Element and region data

-- -- --

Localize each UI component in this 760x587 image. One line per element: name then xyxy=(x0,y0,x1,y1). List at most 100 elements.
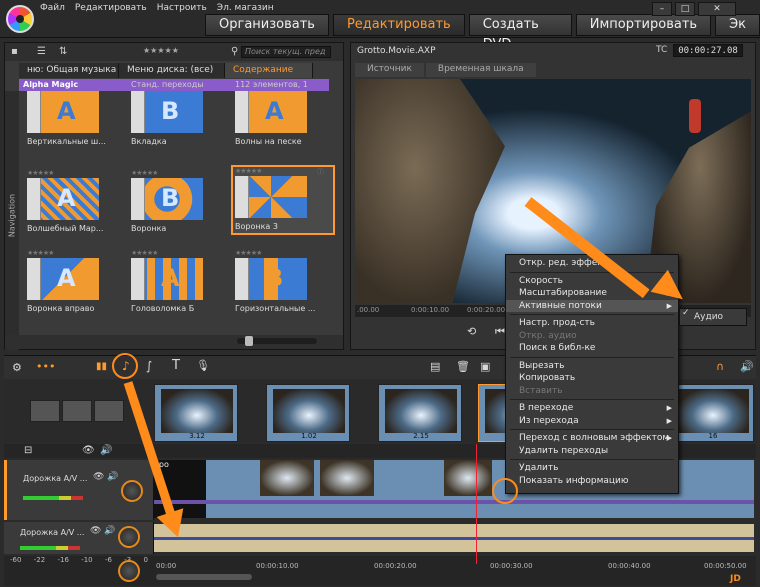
library-search-input[interactable]: Поиск текущ. пред xyxy=(241,46,331,58)
minimize-icon[interactable]: – xyxy=(652,2,672,16)
storyboard-slot[interactable] xyxy=(30,400,60,422)
volume-icon[interactable]: 🔊 xyxy=(100,445,112,456)
rating-stars[interactable]: ★★★★★ xyxy=(131,169,231,178)
menu-item-out-transition[interactable]: Из перехода ▶ xyxy=(506,415,678,428)
menu-edit[interactable]: Редактировать xyxy=(75,3,147,13)
tab-music[interactable]: ню: Общая музыка xyxy=(19,63,119,78)
split-icon[interactable]: ▣ xyxy=(480,360,490,373)
eye-icon[interactable]: 👁 xyxy=(93,472,104,482)
clip[interactable] xyxy=(260,460,314,496)
clip[interactable] xyxy=(320,460,374,496)
close-icon[interactable]: ✕ xyxy=(698,2,736,16)
tab-import[interactable]: Импортировать xyxy=(575,14,712,36)
rating-stars[interactable]: ★★★★★ xyxy=(27,249,127,258)
master-volume-knob[interactable] xyxy=(118,560,140,582)
menu-item-cut[interactable]: Вырезать xyxy=(506,360,678,373)
timeline-scrollbar[interactable] xyxy=(156,574,252,580)
timecode-display[interactable]: 00:00:27.08 xyxy=(673,44,743,57)
library-item[interactable]: ★★★★★ A Волшебный Мар... xyxy=(27,169,127,233)
tab-organize[interactable]: Организовать xyxy=(205,14,329,36)
rating-stars[interactable]: ★★★★★ xyxy=(131,249,231,258)
sort-icon[interactable]: ⇅ xyxy=(59,46,67,57)
voiceover-microphone-icon[interactable]: 🎙 xyxy=(196,359,210,372)
go-start-icon[interactable]: ⏮ xyxy=(495,325,505,339)
pin-icon[interactable]: ▪ xyxy=(11,46,18,57)
library-item[interactable]: A Вертикальные ш... xyxy=(27,91,127,146)
library-item[interactable]: ★★★★★ A Воронка вправо xyxy=(27,249,127,313)
title-icon[interactable]: T xyxy=(172,358,180,373)
menu-item-duration[interactable]: Настр. прод-сть xyxy=(506,317,678,330)
storyboard-slot[interactable] xyxy=(94,400,124,422)
storyboard-clip[interactable]: 1.02 xyxy=(266,384,350,442)
eye-icon[interactable]: 👁 xyxy=(90,526,101,536)
timeline-tick: 00:00:40.00 xyxy=(608,562,651,570)
menu-item-remove-transitions[interactable]: Удалить переходы xyxy=(506,445,678,458)
highlight-ring xyxy=(112,353,138,379)
magnet-icon[interactable]: ∩ xyxy=(716,360,724,373)
volume-knob[interactable] xyxy=(121,480,143,502)
menu-settings[interactable]: Настроить xyxy=(157,3,207,13)
library-item[interactable]: ★★★★★ B Горизонтальные ... xyxy=(235,249,335,313)
menu-store[interactable]: Эл. магазин xyxy=(217,3,274,13)
top-bar: Файл Редактировать Настроить Эл. магазин… xyxy=(0,0,760,52)
audio-track: Дорожка A/V ... 👁 🔊 xyxy=(4,522,756,554)
rating-stars[interactable]: ★★★★★ ⓘ xyxy=(235,167,331,176)
list-view-icon[interactable]: ☰ xyxy=(37,46,46,57)
track-header[interactable]: Дорожка A/V ... 👁 🔊 xyxy=(4,522,154,554)
audio-mixer-icon[interactable]: ▮▮ xyxy=(96,361,107,372)
eye-icon[interactable]: 👁 xyxy=(82,445,95,456)
category-name: Alpha Magic xyxy=(23,80,79,89)
more-icon[interactable]: ••• xyxy=(36,360,55,373)
rating-filter-icon[interactable]: ★★★★★ xyxy=(143,46,179,55)
menu-file[interactable]: Файл xyxy=(40,3,65,13)
add-menu-icon[interactable]: ▤ xyxy=(430,360,440,373)
track-header[interactable]: Дорожка A/V ... 👁 🔊 xyxy=(4,460,154,520)
menu-item-speed[interactable]: Скорость ▶ xyxy=(506,275,678,288)
storyboard-clip[interactable]: 2.15 xyxy=(378,384,462,442)
audio-level-meter xyxy=(20,546,80,550)
menu-item-paste[interactable]: Вставить xyxy=(506,385,678,398)
volume-icon[interactable]: 🔊 xyxy=(104,526,115,536)
tab-timeline[interactable]: Временная шкала xyxy=(425,63,536,77)
settings-gear-icon[interactable]: ⚙ xyxy=(12,361,22,374)
library-item[interactable]: ★★★★★ B Воронка xyxy=(131,169,231,233)
maximize-icon[interactable]: □ xyxy=(675,2,695,16)
tab-edit[interactable]: Редактировать xyxy=(332,14,465,36)
library-item[interactable]: B Вкладка xyxy=(131,91,231,146)
library-item[interactable]: ★★★★★ A Головоломка Б xyxy=(131,249,231,313)
tab-content[interactable]: Содержание xyxy=(225,63,313,78)
tab-disc-menu[interactable]: Меню диска: (все) xyxy=(119,63,225,78)
volume-knob[interactable] xyxy=(118,526,140,548)
library-item-selected[interactable]: ★★★★★ ⓘ Воронка 3 xyxy=(231,165,335,235)
sound-effect-icon[interactable]: ∫ xyxy=(146,359,152,373)
storyboard-slot[interactable] xyxy=(62,400,92,422)
submenu-item-audio[interactable]: Аудио xyxy=(694,312,723,322)
trash-icon[interactable]: 🗑 xyxy=(456,360,470,373)
playhead[interactable] xyxy=(476,444,477,564)
tab-create-dvd[interactable]: Создать DVD xyxy=(468,14,572,52)
track-options-icon[interactable]: ⊟ xyxy=(24,445,32,456)
menu-item-ripple-transition[interactable]: Переход с волновым эффектом ▶ xyxy=(506,432,678,445)
library-item[interactable]: A Волны на песке xyxy=(235,91,335,146)
storyboard-clip[interactable]: 3.12 xyxy=(154,384,238,442)
menu-item-find-in-library[interactable]: Поиск в библ-ке xyxy=(506,342,678,355)
menu-item-delete[interactable]: Удалить xyxy=(506,462,678,475)
speaker-icon[interactable]: 🔊 xyxy=(740,360,754,373)
tab-export[interactable]: Эк xyxy=(715,14,760,36)
menu-item-show-info[interactable]: Показать информацию xyxy=(506,475,678,488)
timeline-tick: 00:00:20.00 xyxy=(374,562,417,570)
tab-source[interactable]: Источник xyxy=(355,63,424,77)
rating-stars[interactable]: ★★★★★ xyxy=(27,169,127,178)
navigation-sidebar[interactable]: Navigation xyxy=(5,91,19,351)
clip[interactable] xyxy=(444,460,492,496)
menu-item-copy[interactable]: Копировать xyxy=(506,372,678,385)
menu-item-active-streams[interactable]: Активные потоки ▶ xyxy=(506,299,678,312)
submenu-active-streams: ✓ Аудио xyxy=(679,308,747,326)
volume-icon[interactable]: 🔊 xyxy=(107,472,118,482)
menu-item-open-audio[interactable]: Откр. аудио xyxy=(506,330,678,343)
loop-icon[interactable]: ⟲ xyxy=(467,325,476,338)
storyboard-clip[interactable]: 16 xyxy=(670,384,754,442)
zoom-slider-handle[interactable] xyxy=(245,336,253,346)
rating-stars[interactable]: ★★★★★ xyxy=(235,249,335,258)
menu-item-in-transition[interactable]: В переходе ▶ xyxy=(506,402,678,415)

-- -- --

■ **Task directions**
Arrange every line of the records above as a numbered list, skipping blank lines and leaving out the pictures.

■ **Correct response**
1. Localize each UI component in this 760x587 image. One line per element: name then xyxy=(x0,y0,x1,y1). List at most 100 elements.
2. library-search-input[interactable]: Поиск текущ. пред xyxy=(241,46,331,58)
3. minimize-icon[interactable]: – xyxy=(652,2,672,16)
4. storyboard-slot[interactable] xyxy=(30,400,60,422)
5. volume-icon[interactable]: 🔊 xyxy=(100,445,112,456)
6. rating-stars[interactable]: ★★★★★ xyxy=(131,169,231,178)
7. menu-item-out-transition[interactable]: Из перехода ▶ xyxy=(506,415,678,428)
8. menu-edit[interactable]: Редактировать xyxy=(75,3,147,13)
9. tab-music[interactable]: ню: Общая музыка xyxy=(19,63,119,78)
10. split-icon[interactable]: ▣ xyxy=(480,360,490,373)
11. eye-icon[interactable]: 👁 xyxy=(93,472,104,482)
12. clip[interactable] xyxy=(260,460,314,496)
13. clip[interactable] xyxy=(320,460,374,496)
14. close-icon[interactable]: ✕ xyxy=(698,2,736,16)
15. tab-import[interactable]: Импортировать xyxy=(575,14,712,36)
16. rating-stars[interactable]: ★★★★★ xyxy=(27,249,127,258)
17. master-volume-knob[interactable] xyxy=(118,560,140,582)
18. menu-item-cut[interactable]: Вырезать xyxy=(506,360,678,373)
19. timeline-scrollbar[interactable] xyxy=(156,574,252,580)
20. timecode-display[interactable]: 00:00:27.08 xyxy=(673,44,743,57)
21. library-item[interactable]: ★★★★★ A Волшебный Мар... xyxy=(27,169,127,233)
22. tab-organize[interactable]: Организовать xyxy=(205,14,329,36)
23. rating-stars[interactable]: ★★★★★ xyxy=(131,249,231,258)
24. sort-icon[interactable]: ⇅ xyxy=(59,46,67,57)
25. voiceover-microphone-icon[interactable]: 🎙 xyxy=(196,359,210,372)
26. go-start-icon[interactable]: ⏮ xyxy=(495,325,505,339)
27. pin-icon[interactable]: ▪ xyxy=(11,46,18,57)
28. library-item[interactable]: A Вертикальные ш... xyxy=(27,91,127,146)
29. library-item[interactable]: ★★★★★ A Воронка вправо xyxy=(27,249,127,313)
30. title-icon[interactable]: T xyxy=(172,358,180,373)
31. menu-item-duration[interactable]: Настр. прод-сть xyxy=(506,317,678,330)
32. storyboard-slot[interactable] xyxy=(94,400,124,422)
33. storyboard-clip[interactable]: 1.02 xyxy=(266,384,350,442)
34. eye-icon[interactable]: 👁 xyxy=(90,526,101,536)
35. timeline-tick: 00:00:40.00 xyxy=(608,562,651,570)
36. menu-item-remove-transitions[interactable]: Удалить переходы xyxy=(506,445,678,458)
37. highlight-ring xyxy=(112,353,138,379)
38. magnet-icon[interactable]: ∩ xyxy=(716,360,724,373)
39. volume-knob[interactable] xyxy=(121,480,143,502)
40. menu-settings[interactable]: Настроить xyxy=(157,3,207,13)
41. library-item[interactable]: ★★★★★ B Горизонтальные ... xyxy=(235,249,335,313)
42. menu-store[interactable]: Эл. магазин xyxy=(217,3,274,13)
43. top-bar: Файл Редактировать Настроить Эл. магазин… xyxy=(0,0,760,52)
44. audio-track: Дорожка A/V ... 👁 🔊 xyxy=(4,522,756,554)
45. rating-stars[interactable]: ★★★★★ ⓘ xyxy=(235,167,331,176)
46. list-view-icon[interactable]: ☰ xyxy=(37,46,46,57)
47. track-header[interactable]: Дорожка A/V ... 👁 🔊 xyxy=(4,522,154,554)
48. audio-mixer-icon[interactable]: ▮▮ xyxy=(96,361,107,372)
49. eye-icon[interactable]: 👁 xyxy=(82,445,95,456)
50. category-name: Alpha Magic xyxy=(23,80,79,89)
51. more-icon[interactable]: ••• xyxy=(36,360,55,373)
52. rating-filter-icon[interactable]: ★★★★★ xyxy=(143,46,179,55)
53. menu-file[interactable]: Файл xyxy=(40,3,65,13)
54. add-menu-icon[interactable]: ▤ xyxy=(430,360,440,373)
55. track-header[interactable]: Дорожка A/V ... 👁 🔊 xyxy=(4,460,154,520)
56. menu-item-speed[interactable]: Скорость ▶ xyxy=(506,275,678,288)
57. storyboard-clip[interactable]: 2.15 xyxy=(378,384,462,442)
58. audio-level-meter xyxy=(20,546,80,550)
59. menu-item-paste[interactable]: Вставить xyxy=(506,385,678,398)
60. volume-icon[interactable]: 🔊 xyxy=(104,526,115,536)
61. tab-timeline[interactable]: Временная шкала xyxy=(425,63,536,77)
62. settings-gear-icon[interactable]: ⚙ xyxy=(12,361,22,374)
63. library-item[interactable]: ★★★★★ B Воронка xyxy=(131,169,231,233)
64. maximize-icon[interactable]: □ xyxy=(675,2,695,16)
65. tab-edit[interactable]: Редактировать xyxy=(332,14,465,36)
66. library-item[interactable]: B Вкладка xyxy=(131,91,231,146)
67. library-item[interactable]: ★★★★★ A Головоломка Б xyxy=(131,249,231,313)
68. tab-content[interactable]: Содержание xyxy=(225,63,313,78)
69. tab-disc-menu[interactable]: Меню диска: (все) xyxy=(119,63,225,78)
70. volume-knob[interactable] xyxy=(118,526,140,548)
71. library-item-selected[interactable]: ★★★★★ ⓘ Воронка 3 xyxy=(231,165,335,235)
72. sound-effect-icon[interactable]: ∫ xyxy=(146,359,152,373)
73. storyboard-slot[interactable] xyxy=(62,400,92,422)
74. submenu-item-audio[interactable]: Аудио xyxy=(694,312,723,322)
75. trash-icon[interactable]: 🗑 xyxy=(456,360,470,373)
76. playhead[interactable] xyxy=(476,444,477,564)
77. tab-create-dvd[interactable]: Создать DVD xyxy=(468,14,572,52)
78. track-options-icon[interactable]: ⊟ xyxy=(24,445,32,456)
79. menu-item-ripple-transition[interactable]: Переход с волновым эффектом ▶ xyxy=(506,432,678,445)
80. library-item[interactable]: A Волны на песке xyxy=(235,91,335,146)
81. storyboard-clip[interactable]: 3.12 xyxy=(154,384,238,442)
82. menu-item-find-in-library[interactable]: Поиск в библ-ке xyxy=(506,342,678,355)
83. menu-item-delete[interactable]: Удалить xyxy=(506,462,678,475)
84. speaker-icon[interactable]: 🔊 xyxy=(740,360,754,373)
85. tab-export[interactable]: Эк xyxy=(715,14,760,36)
86. menu-item-show-info[interactable]: Показать информацию xyxy=(506,475,678,488)
87. timeline-tick: 00:00:20.00 xyxy=(374,562,417,570)
88. tab-source[interactable]: Источник xyxy=(355,63,424,77)
89. rating-stars[interactable]: ★★★★★ xyxy=(27,169,127,178)
90. navigation-sidebar[interactable]: Navigation xyxy=(5,91,19,351)
91. clip[interactable] xyxy=(444,460,492,496)
92. menu-item-copy[interactable]: Копировать xyxy=(506,372,678,385)
93. menu-item-active-streams[interactable]: Активные потоки ▶ xyxy=(506,299,678,312)
94. submenu-active-streams: ✓ Аудио xyxy=(679,308,747,326)
95. volume-icon[interactable]: 🔊 xyxy=(107,472,118,482)
96. menu-item-open-audio[interactable]: Откр. аудио xyxy=(506,330,678,343)
97. loop-icon[interactable]: ⟲ xyxy=(467,325,476,338)
98. storyboard-clip[interactable]: 16 xyxy=(670,384,754,442)
99. zoom-slider-handle[interactable] xyxy=(245,336,253,346)
100. rating-stars[interactable]: ★★★★★ xyxy=(235,249,335,258)
101. menu-item-in-transition[interactable]: В переходе ▶ xyxy=(506,402,678,415)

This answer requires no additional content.